— Start —

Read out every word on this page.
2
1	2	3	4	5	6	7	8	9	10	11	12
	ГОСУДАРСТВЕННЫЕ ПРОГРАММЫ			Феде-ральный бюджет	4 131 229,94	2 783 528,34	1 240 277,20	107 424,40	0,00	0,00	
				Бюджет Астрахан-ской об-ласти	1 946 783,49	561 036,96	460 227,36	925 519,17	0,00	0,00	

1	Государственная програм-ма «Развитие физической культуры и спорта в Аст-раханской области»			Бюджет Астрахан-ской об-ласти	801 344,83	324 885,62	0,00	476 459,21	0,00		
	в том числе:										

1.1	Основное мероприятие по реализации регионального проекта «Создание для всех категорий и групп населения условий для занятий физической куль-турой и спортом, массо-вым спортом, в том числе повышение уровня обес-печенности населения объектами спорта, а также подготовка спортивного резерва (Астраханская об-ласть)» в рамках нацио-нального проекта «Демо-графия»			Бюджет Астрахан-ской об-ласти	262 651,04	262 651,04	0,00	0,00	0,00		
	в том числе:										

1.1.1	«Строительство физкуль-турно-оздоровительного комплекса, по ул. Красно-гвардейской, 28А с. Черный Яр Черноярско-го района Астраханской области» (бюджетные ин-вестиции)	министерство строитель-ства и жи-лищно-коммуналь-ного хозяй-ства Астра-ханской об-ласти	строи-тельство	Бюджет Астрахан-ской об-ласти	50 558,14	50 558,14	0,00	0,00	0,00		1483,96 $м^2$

— End —

• To do
Go through the entries and repeat each one exactly.

• Output for this task
Read out every word on this page.
2
1	2	3	4	5	6	7	8	9	10	11	12
	ГОСУДАРСТВЕННЫЕ ПРОГРАММЫ			Феде-ральный бюджет	4 131 229,94	2 783 528,34	1 240 277,20	107 424,40	0,00	0,00	
				Бюджет Астрахан-ской об-ласти	1 946 783,49	561 036,96	460 227,36	925 519,17	0,00	0,00	

1	Государственная програм-ма «Развитие физической культуры и спорта в Аст-раханской области»			Бюджет Астрахан-ской об-ласти	801 344,83	324 885,62	0,00	476 459,21	0,00		
	в том числе:										

1.1	Основное мероприятие по реализации регионального проекта «Создание для всех категорий и групп населения условий для занятий физической куль-турой и спортом, массо-вым спортом, в том числе повышение уровня обес-печенности населения объектами спорта, а также подготовка спортивного резерва (Астраханская об-ласть)» в рамках нацио-нального проекта «Демо-графия»			Бюджет Астрахан-ской об-ласти	262 651,04	262 651,04	0,00	0,00	0,00		
	в том числе:										

1.1.1	«Строительство физкуль-турно-оздоровительного комплекса, по ул. Красно-гвардейской, 28А с. Черный Яр Черноярско-го района Астраханской области» (бюджетные ин-вестиции)	министерство строитель-ства и жи-лищно-коммуналь-ного хозяй-ства Астра-ханской об-ласти	строи-тельство	Бюджет Астрахан-ской об-ласти	50 558,14	50 558,14	0,00	0,00	0,00		1483,96 $м^2$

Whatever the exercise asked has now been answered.